**Your instructions:**
Of all the lines in the records below, how many hold the word "Порядок"? Give the number alone.

**Items from a data source:**
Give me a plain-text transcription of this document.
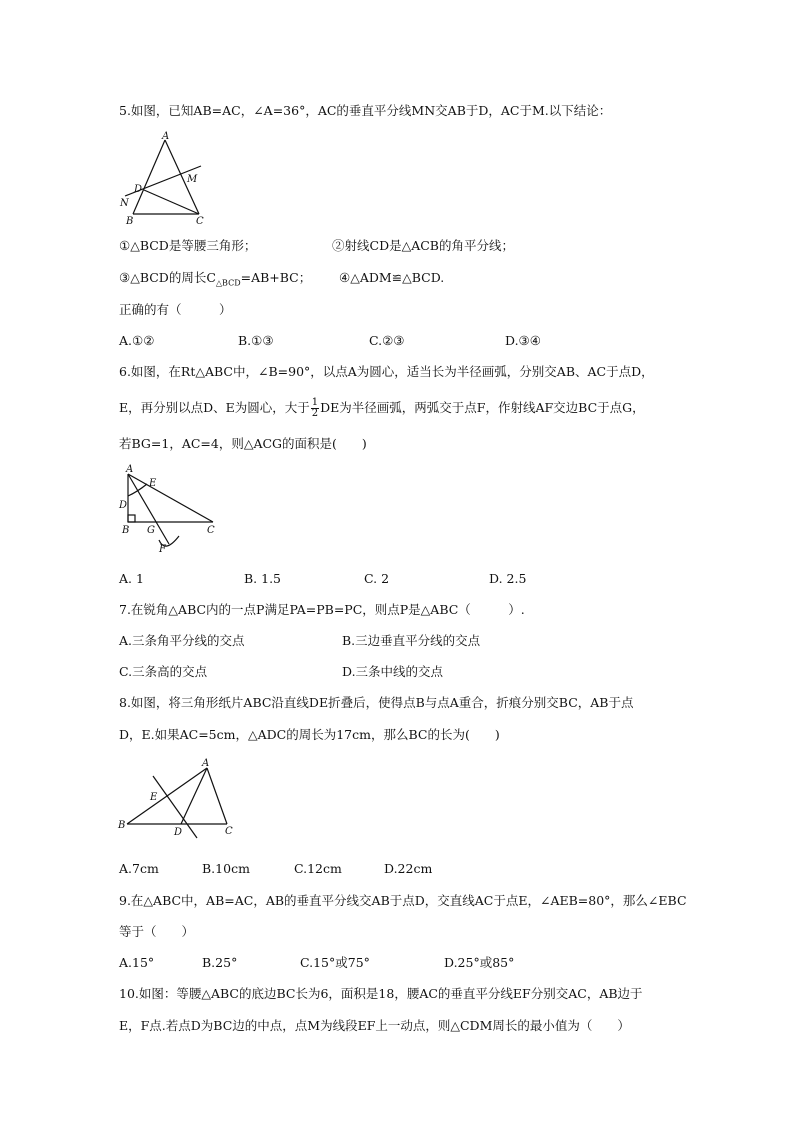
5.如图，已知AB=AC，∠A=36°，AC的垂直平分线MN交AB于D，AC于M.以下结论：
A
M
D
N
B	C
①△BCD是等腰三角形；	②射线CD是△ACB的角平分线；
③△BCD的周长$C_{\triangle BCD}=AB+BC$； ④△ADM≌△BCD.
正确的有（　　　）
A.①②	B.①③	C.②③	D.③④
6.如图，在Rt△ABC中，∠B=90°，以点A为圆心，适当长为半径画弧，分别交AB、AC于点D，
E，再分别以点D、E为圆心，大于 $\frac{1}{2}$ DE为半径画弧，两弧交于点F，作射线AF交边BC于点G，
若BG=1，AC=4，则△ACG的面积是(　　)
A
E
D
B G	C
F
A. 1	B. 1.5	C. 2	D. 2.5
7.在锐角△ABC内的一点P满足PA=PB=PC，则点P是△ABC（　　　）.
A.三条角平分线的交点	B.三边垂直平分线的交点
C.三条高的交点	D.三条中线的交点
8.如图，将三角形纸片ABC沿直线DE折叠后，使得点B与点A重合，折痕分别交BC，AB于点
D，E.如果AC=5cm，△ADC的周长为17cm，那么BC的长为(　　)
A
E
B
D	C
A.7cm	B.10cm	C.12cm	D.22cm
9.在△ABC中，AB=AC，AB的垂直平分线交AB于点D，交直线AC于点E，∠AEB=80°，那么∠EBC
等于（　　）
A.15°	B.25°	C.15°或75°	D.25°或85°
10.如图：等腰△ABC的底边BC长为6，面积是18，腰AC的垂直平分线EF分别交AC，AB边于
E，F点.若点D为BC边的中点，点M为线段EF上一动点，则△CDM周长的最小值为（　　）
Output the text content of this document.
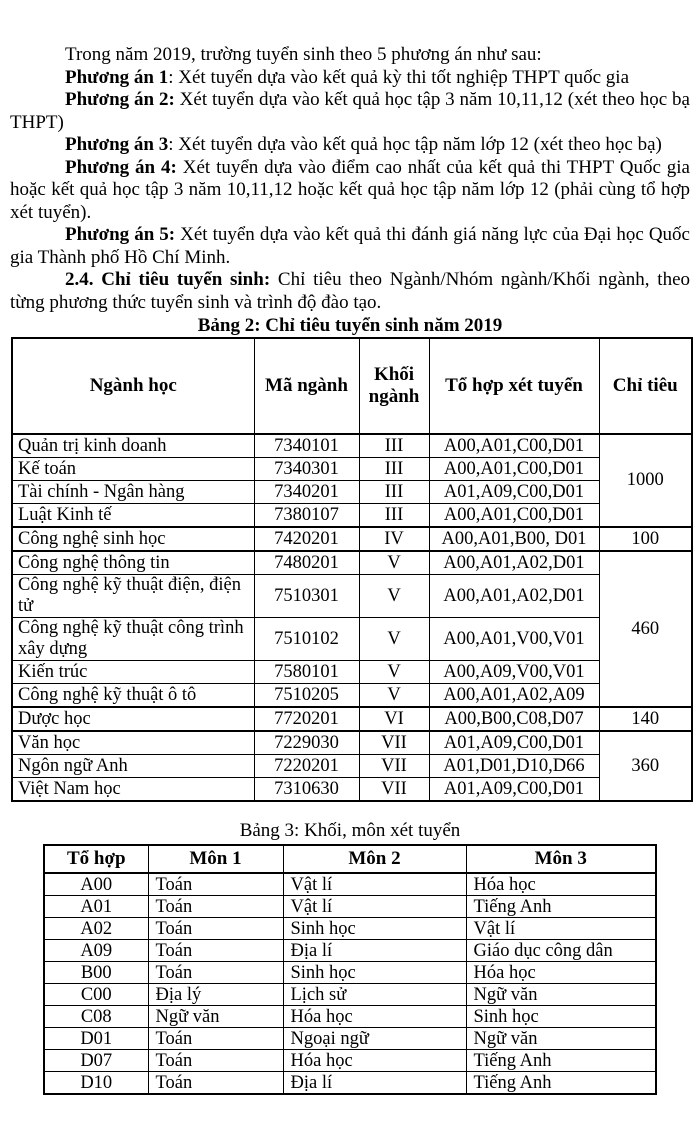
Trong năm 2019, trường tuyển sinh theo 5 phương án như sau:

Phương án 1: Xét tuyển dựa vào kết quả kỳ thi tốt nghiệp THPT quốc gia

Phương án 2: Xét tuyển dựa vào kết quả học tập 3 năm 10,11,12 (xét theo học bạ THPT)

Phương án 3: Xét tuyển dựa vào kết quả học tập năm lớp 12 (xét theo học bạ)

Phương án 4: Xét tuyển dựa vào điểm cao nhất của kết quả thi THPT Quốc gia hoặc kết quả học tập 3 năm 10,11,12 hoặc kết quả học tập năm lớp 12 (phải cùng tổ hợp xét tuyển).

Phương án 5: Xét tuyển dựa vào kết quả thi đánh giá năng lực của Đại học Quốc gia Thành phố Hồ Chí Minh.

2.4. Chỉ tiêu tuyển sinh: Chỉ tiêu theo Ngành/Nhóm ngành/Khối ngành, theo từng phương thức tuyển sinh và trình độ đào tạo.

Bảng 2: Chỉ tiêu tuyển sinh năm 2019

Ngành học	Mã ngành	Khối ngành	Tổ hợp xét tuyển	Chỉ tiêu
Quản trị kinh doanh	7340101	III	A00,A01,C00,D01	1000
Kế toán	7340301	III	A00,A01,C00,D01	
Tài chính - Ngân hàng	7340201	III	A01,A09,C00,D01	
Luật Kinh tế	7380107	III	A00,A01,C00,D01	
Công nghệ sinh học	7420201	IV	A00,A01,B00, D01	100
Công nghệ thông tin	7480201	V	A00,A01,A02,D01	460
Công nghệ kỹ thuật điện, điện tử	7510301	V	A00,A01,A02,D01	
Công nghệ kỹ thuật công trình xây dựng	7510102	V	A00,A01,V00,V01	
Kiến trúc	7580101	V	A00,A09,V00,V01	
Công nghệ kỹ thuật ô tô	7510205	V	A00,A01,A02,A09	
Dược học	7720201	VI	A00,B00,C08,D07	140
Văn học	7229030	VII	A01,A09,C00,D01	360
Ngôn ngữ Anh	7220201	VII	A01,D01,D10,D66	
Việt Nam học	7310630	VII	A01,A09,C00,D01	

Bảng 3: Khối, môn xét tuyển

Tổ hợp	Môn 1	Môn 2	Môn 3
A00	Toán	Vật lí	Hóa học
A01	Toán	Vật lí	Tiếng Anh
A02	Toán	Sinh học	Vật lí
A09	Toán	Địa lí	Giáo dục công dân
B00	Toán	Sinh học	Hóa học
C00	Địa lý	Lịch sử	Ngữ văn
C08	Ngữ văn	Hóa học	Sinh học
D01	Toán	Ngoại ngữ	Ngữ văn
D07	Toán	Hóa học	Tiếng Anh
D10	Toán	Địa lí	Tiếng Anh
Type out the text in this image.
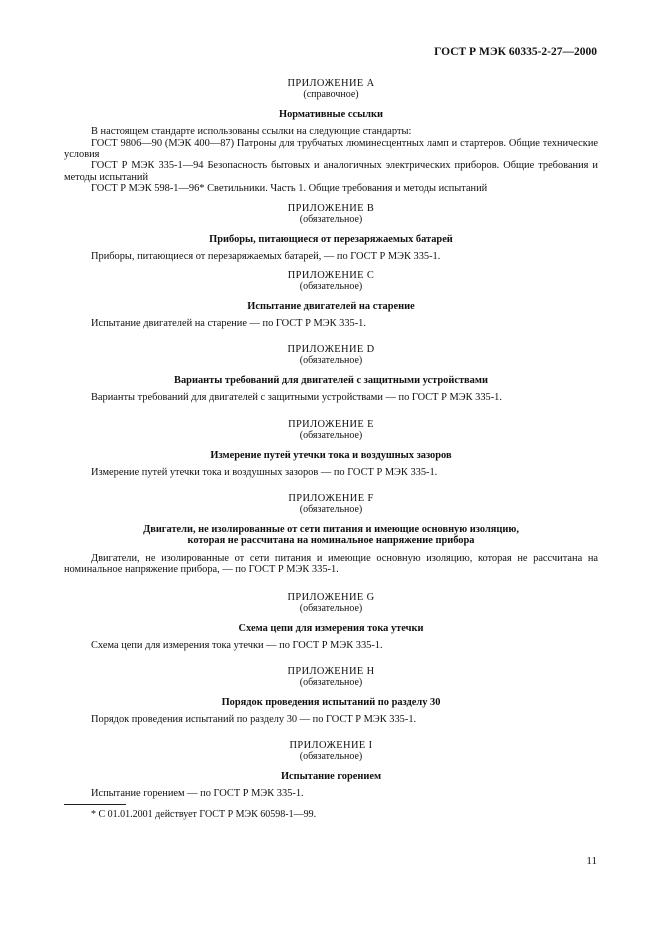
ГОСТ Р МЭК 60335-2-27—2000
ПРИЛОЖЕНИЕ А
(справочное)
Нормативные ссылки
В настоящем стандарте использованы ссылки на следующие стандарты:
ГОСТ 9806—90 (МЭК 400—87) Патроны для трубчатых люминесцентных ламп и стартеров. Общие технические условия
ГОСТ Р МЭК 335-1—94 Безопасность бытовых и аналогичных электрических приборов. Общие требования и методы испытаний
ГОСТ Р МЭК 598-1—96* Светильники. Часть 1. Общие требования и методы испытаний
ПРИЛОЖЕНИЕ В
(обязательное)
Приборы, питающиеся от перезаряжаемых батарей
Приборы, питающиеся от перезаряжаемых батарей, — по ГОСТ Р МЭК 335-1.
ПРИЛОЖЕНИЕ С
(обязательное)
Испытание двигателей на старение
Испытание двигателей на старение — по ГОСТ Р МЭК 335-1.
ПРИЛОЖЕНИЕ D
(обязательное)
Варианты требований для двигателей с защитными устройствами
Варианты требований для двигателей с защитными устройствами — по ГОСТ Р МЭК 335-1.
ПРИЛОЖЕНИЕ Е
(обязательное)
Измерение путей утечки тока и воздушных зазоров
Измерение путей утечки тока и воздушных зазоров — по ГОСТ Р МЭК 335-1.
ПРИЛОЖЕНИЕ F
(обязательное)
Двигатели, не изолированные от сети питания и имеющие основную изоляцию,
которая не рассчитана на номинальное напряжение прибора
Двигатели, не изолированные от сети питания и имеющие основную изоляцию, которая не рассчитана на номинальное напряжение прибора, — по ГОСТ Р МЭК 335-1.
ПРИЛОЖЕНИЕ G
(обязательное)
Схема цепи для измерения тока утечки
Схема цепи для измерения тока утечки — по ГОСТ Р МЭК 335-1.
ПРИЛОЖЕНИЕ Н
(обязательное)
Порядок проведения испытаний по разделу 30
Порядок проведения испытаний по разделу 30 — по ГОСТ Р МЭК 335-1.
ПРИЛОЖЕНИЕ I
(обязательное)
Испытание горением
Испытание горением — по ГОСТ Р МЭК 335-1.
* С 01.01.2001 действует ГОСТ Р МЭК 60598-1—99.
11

---

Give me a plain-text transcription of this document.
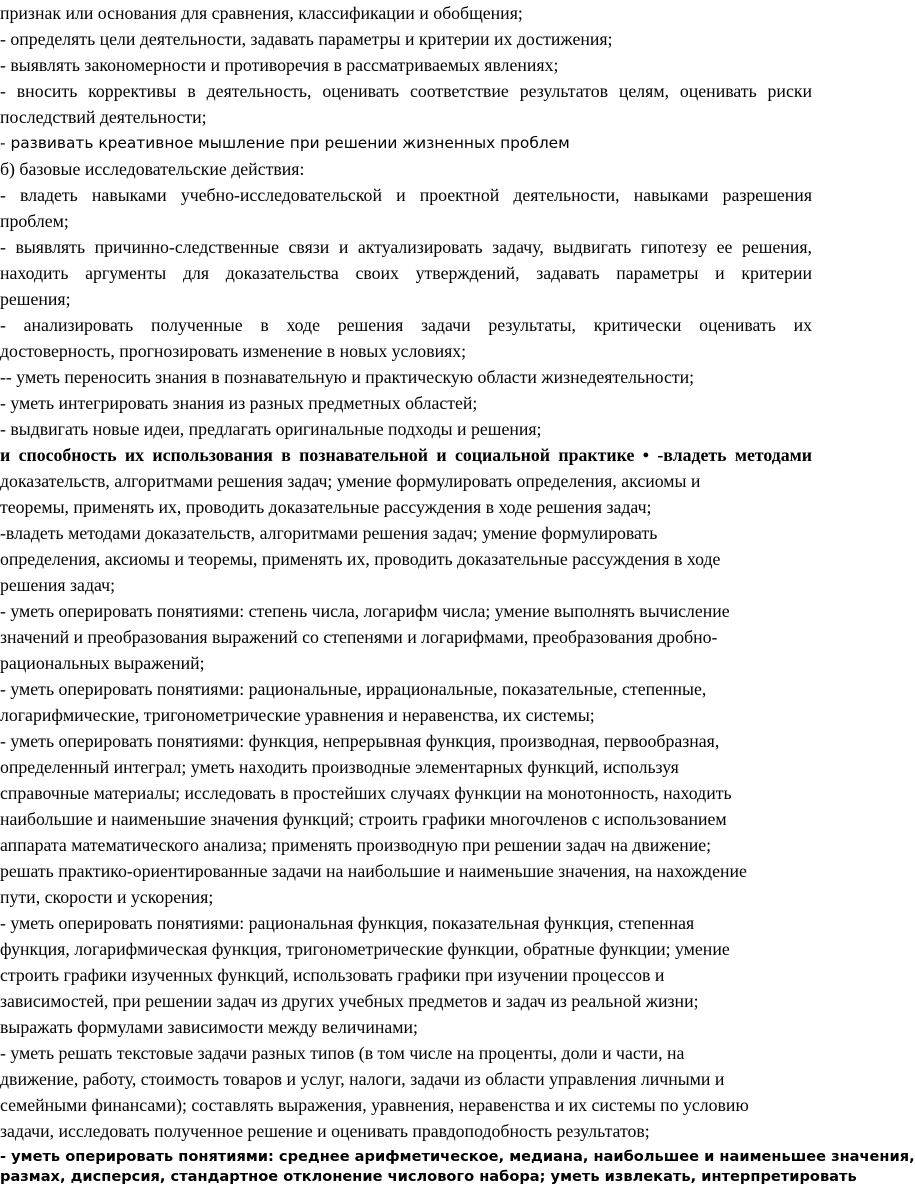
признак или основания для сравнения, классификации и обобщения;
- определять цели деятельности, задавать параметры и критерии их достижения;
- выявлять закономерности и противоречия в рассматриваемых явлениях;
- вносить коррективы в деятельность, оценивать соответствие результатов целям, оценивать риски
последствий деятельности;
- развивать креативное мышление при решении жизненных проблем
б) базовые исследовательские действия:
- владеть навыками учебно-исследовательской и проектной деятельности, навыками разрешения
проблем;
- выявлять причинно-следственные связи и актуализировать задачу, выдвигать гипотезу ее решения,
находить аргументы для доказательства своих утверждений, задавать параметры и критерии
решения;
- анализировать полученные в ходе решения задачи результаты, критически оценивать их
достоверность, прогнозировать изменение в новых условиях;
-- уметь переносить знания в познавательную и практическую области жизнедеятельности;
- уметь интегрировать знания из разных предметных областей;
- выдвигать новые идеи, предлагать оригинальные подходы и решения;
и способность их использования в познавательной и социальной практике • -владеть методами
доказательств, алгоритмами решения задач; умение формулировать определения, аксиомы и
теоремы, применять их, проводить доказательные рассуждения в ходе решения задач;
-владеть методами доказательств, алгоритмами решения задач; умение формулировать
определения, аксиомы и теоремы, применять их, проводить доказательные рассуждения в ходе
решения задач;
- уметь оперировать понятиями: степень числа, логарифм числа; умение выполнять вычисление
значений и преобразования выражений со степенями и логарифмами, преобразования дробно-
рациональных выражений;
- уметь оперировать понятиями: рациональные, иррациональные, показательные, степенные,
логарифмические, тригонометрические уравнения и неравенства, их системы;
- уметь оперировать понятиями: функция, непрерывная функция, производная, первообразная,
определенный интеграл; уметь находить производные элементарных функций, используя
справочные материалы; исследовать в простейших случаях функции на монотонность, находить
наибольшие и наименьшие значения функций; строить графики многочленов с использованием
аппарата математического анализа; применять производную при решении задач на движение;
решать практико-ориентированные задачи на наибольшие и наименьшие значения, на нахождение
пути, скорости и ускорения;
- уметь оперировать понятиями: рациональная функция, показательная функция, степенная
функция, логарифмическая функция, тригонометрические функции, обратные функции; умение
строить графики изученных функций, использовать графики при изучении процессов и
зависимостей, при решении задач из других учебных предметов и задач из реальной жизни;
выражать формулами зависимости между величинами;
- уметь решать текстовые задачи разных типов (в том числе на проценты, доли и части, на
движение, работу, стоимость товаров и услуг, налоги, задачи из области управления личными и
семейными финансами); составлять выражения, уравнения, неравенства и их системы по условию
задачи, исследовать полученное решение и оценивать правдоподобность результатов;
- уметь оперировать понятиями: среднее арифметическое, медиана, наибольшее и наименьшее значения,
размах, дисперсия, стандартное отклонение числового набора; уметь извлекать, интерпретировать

**Worked solution:**
2